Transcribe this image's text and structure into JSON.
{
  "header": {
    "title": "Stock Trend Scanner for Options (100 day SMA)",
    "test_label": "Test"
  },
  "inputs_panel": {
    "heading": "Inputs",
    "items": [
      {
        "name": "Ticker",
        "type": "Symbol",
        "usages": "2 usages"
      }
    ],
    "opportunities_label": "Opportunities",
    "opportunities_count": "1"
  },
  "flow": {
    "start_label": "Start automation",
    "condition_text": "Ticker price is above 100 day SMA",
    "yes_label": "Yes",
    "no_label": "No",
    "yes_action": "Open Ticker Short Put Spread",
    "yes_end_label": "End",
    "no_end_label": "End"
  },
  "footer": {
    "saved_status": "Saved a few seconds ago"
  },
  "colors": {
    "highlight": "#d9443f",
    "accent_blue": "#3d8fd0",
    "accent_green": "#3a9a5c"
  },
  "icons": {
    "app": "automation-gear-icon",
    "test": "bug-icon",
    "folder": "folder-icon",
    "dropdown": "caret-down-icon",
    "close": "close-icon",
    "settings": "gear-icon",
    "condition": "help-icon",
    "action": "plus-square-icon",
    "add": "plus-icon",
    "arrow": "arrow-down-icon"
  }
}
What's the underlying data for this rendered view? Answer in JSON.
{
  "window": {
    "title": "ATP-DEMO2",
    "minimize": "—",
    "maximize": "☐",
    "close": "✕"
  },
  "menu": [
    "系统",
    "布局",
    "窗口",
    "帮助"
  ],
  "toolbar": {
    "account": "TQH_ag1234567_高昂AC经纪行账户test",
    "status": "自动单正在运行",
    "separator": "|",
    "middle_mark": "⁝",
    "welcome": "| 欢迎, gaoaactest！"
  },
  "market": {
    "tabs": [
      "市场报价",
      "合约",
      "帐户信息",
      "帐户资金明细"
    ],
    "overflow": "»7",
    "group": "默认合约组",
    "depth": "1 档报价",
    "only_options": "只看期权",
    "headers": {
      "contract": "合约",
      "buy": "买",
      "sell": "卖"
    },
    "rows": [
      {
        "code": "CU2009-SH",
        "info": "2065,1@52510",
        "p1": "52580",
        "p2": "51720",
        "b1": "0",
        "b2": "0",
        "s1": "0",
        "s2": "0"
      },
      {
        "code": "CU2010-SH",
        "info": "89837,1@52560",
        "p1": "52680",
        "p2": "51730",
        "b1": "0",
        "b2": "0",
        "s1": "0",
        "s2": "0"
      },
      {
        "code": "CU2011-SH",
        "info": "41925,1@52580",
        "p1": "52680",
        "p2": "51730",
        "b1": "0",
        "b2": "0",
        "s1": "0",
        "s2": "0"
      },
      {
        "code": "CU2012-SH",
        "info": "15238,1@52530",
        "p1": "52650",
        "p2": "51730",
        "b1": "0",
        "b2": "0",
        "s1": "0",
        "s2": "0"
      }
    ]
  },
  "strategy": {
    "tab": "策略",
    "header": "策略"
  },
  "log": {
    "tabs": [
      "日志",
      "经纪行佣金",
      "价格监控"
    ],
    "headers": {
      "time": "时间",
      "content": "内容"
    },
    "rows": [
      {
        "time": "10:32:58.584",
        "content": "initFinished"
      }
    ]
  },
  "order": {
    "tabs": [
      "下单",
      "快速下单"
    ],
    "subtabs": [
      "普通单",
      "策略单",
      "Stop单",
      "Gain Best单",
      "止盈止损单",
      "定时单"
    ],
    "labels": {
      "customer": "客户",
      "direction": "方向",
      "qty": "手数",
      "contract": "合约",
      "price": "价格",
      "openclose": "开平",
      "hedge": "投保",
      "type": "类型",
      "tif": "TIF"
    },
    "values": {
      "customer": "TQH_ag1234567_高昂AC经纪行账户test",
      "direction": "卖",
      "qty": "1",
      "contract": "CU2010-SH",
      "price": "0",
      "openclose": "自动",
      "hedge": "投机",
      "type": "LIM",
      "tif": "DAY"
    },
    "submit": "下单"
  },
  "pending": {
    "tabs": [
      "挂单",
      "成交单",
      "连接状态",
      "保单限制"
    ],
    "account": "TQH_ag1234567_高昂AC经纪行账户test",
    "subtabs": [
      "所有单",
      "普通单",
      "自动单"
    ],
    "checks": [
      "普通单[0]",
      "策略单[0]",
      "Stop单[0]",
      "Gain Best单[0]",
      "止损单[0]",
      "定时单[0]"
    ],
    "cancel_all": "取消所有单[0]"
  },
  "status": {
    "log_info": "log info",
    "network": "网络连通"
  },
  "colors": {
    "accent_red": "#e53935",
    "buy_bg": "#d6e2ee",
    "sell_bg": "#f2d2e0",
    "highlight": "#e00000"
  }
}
···
WHAT IS BEING ASKED => Repeat all entries. Match them exactly.

THE RESPONSE =>
Transcribe this image's text and structure into JSON.
{
  "header": {
    "title": "Stock Trend Scanner for Options (100 day SMA)",
    "test_label": "Test"
  },
  "inputs_panel": {
    "heading": "Inputs",
    "items": [
      {
        "name": "Ticker",
        "type": "Symbol",
        "usages": "2 usages"
      }
    ],
    "opportunities_label": "Opportunities",
    "opportunities_count": "1"
  },
  "flow": {
    "start_label": "Start automation",
    "condition_text": "Ticker price is above 100 day SMA",
    "yes_label": "Yes",
    "no_label": "No",
    "yes_action": "Open Ticker Short Put Spread",
    "yes_end_label": "End",
    "no_end_label": "End"
  },
  "footer": {
    "saved_status": "Saved a few seconds ago"
  },
  "colors": {
    "highlight": "#d9443f",
    "accent_blue": "#3d8fd0",
    "accent_green": "#3a9a5c"
  },
  "icons": {
    "app": "automation-gear-icon",
    "test": "bug-icon",
    "folder": "folder-icon",
    "dropdown": "caret-down-icon",
    "close": "close-icon",
    "settings": "gear-icon",
    "condition": "help-icon",
    "action": "plus-square-icon",
    "add": "plus-icon",
    "arrow": "arrow-down-icon"
  }
}
What's the underlying data for this rendered view? Answer in JSON.
{
  "window": {
    "title": "ATP-DEMO2",
    "minimize": "—",
    "maximize": "☐",
    "close": "✕"
  },
  "menu": [
    "系统",
    "布局",
    "窗口",
    "帮助"
  ],
  "toolbar": {
    "account": "TQH_ag1234567_高昂AC经纪行账户test",
    "status": "自动单正在运行",
    "separator": "|",
    "middle_mark": "⁝",
    "welcome": "| 欢迎, gaoaactest！"
  },
  "market": {
    "tabs": [
      "市场报价",
      "合约",
      "帐户信息",
      "帐户资金明细"
    ],
    "overflow": "»7",
    "group": "默认合约组",
    "depth": "1 档报价",
    "only_options": "只看期权",
    "headers": {
      "contract": "合约",
      "buy": "买",
      "sell": "卖"
    },
    "rows": [
      {
        "code": "CU2009-SH",
        "info": "2065,1@52510",
        "p1": "52580",
        "p2": "51720",
        "b1": "0",
        "b2": "0",
        "s1": "0",
        "s2": "0"
      },
      {
        "code": "CU2010-SH",
        "info": "89837,1@52560",
        "p1": "52680",
        "p2": "51730",
        "b1": "0",
        "b2": "0",
        "s1": "0",
        "s2": "0"
      },
      {
        "code": "CU2011-SH",
        "info": "41925,1@52580",
        "p1": "52680",
        "p2": "51730",
        "b1": "0",
        "b2": "0",
        "s1": "0",
        "s2": "0"
      },
      {
        "code": "CU2012-SH",
        "info": "15238,1@52530",
        "p1": "52650",
        "p2": "51730",
        "b1": "0",
        "b2": "0",
        "s1": "0",
        "s2": "0"
      }
    ]
  },
  "strategy": {
    "tab": "策略",
    "header": "策略"
  },
  "log": {
    "tabs": [
      "日志",
      "经纪行佣金",
      "价格监控"
    ],
    "headers": {
      "time": "时间",
      "content": "内容"
    },
    "rows": [
      {
        "time": "10:32:58.584",
        "content": "initFinished"
      }
    ]
  },
  "order": {
    "tabs": [
      "下单",
      "快速下单"
    ],
    "subtabs": [
      "普通单",
      "策略单",
      "Stop单",
      "Gain Best单",
      "止盈止损单",
      "定时单"
    ],
    "labels": {
      "customer": "客户",
      "direction": "方向",
      "qty": "手数",
      "contract": "合约",
      "price": "价格",
      "openclose": "开平",
      "hedge": "投保",
      "type": "类型",
      "tif": "TIF"
    },
    "values": {
      "customer": "TQH_ag1234567_高昂AC经纪行账户test",
      "direction": "卖",
      "qty": "1",
      "contract": "CU2010-SH",
      "price": "0",
      "openclose": "自动",
      "hedge": "投机",
      "type": "LIM",
      "tif": "DAY"
    },
    "submit": "下单"
  },
  "pending": {
    "tabs": [
      "挂单",
      "成交单",
      "连接状态",
      "保单限制"
    ],
    "account": "TQH_ag1234567_高昂AC经纪行账户test",
    "subtabs": [
      "所有单",
      "普通单",
      "自动单"
    ],
    "checks": [
      "普通单[0]",
      "策略单[0]",
      "Stop单[0]",
      "Gain Best单[0]",
      "止损单[0]",
      "定时单[0]"
    ],
    "cancel_all": "取消所有单[0]"
  },
  "status": {
    "log_info": "log info",
    "network": "网络连通"
  },
  "colors": {
    "accent_red": "#e53935",
    "buy_bg": "#d6e2ee",
    "sell_bg": "#f2d2e0",
    "highlight": "#e00000"
  }
}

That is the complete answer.